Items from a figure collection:
>>>
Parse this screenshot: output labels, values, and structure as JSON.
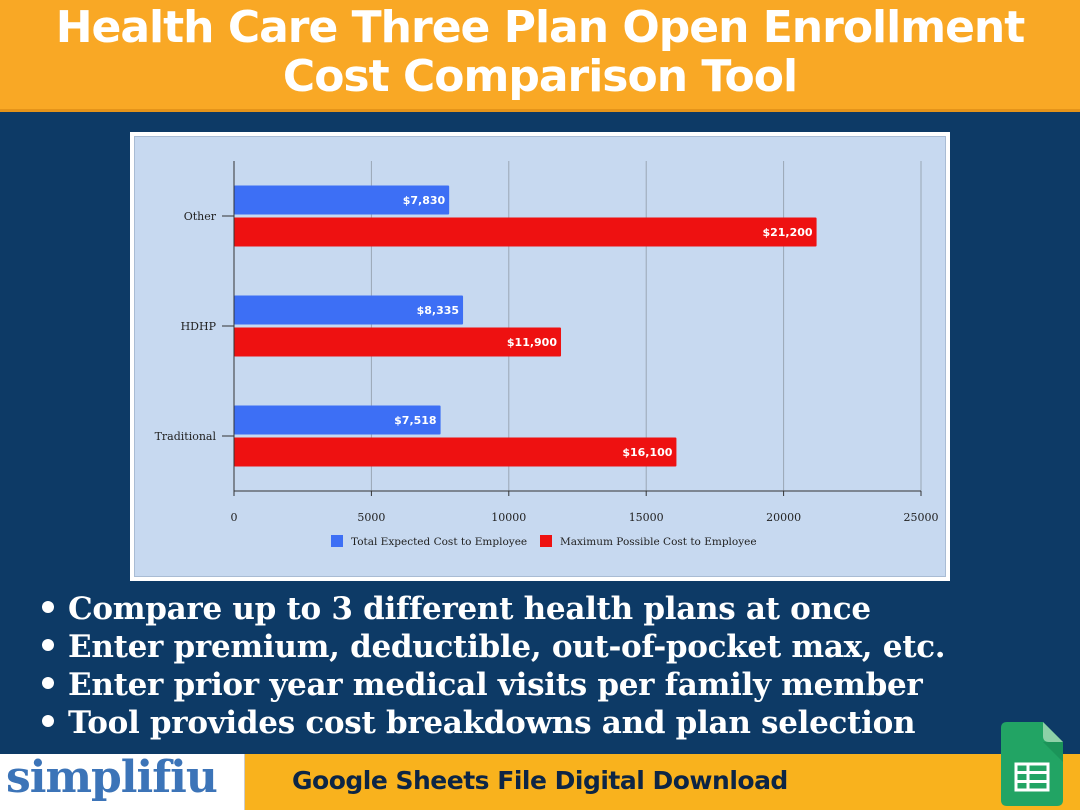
{
  "header": {
    "title_line1": "Health Care Three Plan Open Enrollment",
    "title_line2": "Cost Comparison Tool"
  },
  "colors": {
    "banner": "#f9a825",
    "background": "#0d3a66",
    "plot_background": "#c7d9f0",
    "series_blue": "#3d6ff5",
    "series_red": "#ee1111",
    "brand": "#3c74b8",
    "sheets_green": "#22a464"
  },
  "chart_data": {
    "type": "bar",
    "orientation": "horizontal",
    "categories": [
      "Other",
      "HDHP",
      "Traditional"
    ],
    "series": [
      {
        "name": "Total Expected Cost to Employee",
        "values": [
          7830,
          8335,
          7518
        ],
        "labels": [
          "$7,830",
          "$8,335",
          "$7,518"
        ],
        "color": "#3d6ff5"
      },
      {
        "name": "Maximum Possible Cost to Employee",
        "values": [
          21200,
          11900,
          16100
        ],
        "labels": [
          "$21,200",
          "$11,900",
          "$16,100"
        ],
        "color": "#ee1111"
      }
    ],
    "x_ticks": [
      0,
      5000,
      10000,
      15000,
      20000,
      25000
    ],
    "xlim": [
      0,
      25000
    ],
    "grid": true,
    "legend_position": "bottom"
  },
  "bullets": [
    "Compare up to 3 different health plans at once",
    "Enter premium, deductible, out-of-pocket max, etc.",
    "Enter prior year medical visits per family member",
    "Tool provides cost breakdowns and plan selection"
  ],
  "footer": {
    "brand": "simplifiu",
    "tagline": "Google Sheets File Digital Download",
    "icon": "google-sheets-icon"
  }
}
<<<
■ Required work
Reproduce all of the entries word for word, skipping any pictures they hold.

■ Output
Parse this screenshot: output labels, values, and structure as JSON.
{
  "header": {
    "title_line1": "Health Care Three Plan Open Enrollment",
    "title_line2": "Cost Comparison Tool"
  },
  "colors": {
    "banner": "#f9a825",
    "background": "#0d3a66",
    "plot_background": "#c7d9f0",
    "series_blue": "#3d6ff5",
    "series_red": "#ee1111",
    "brand": "#3c74b8",
    "sheets_green": "#22a464"
  },
  "chart_data": {
    "type": "bar",
    "orientation": "horizontal",
    "categories": [
      "Other",
      "HDHP",
      "Traditional"
    ],
    "series": [
      {
        "name": "Total Expected Cost to Employee",
        "values": [
          7830,
          8335,
          7518
        ],
        "labels": [
          "$7,830",
          "$8,335",
          "$7,518"
        ],
        "color": "#3d6ff5"
      },
      {
        "name": "Maximum Possible Cost to Employee",
        "values": [
          21200,
          11900,
          16100
        ],
        "labels": [
          "$21,200",
          "$11,900",
          "$16,100"
        ],
        "color": "#ee1111"
      }
    ],
    "x_ticks": [
      0,
      5000,
      10000,
      15000,
      20000,
      25000
    ],
    "xlim": [
      0,
      25000
    ],
    "grid": true,
    "legend_position": "bottom"
  },
  "bullets": [
    "Compare up to 3 different health plans at once",
    "Enter premium, deductible, out-of-pocket max, etc.",
    "Enter prior year medical visits per family member",
    "Tool provides cost breakdowns and plan selection"
  ],
  "footer": {
    "brand": "simplifiu",
    "tagline": "Google Sheets File Digital Download",
    "icon": "google-sheets-icon"
  }
}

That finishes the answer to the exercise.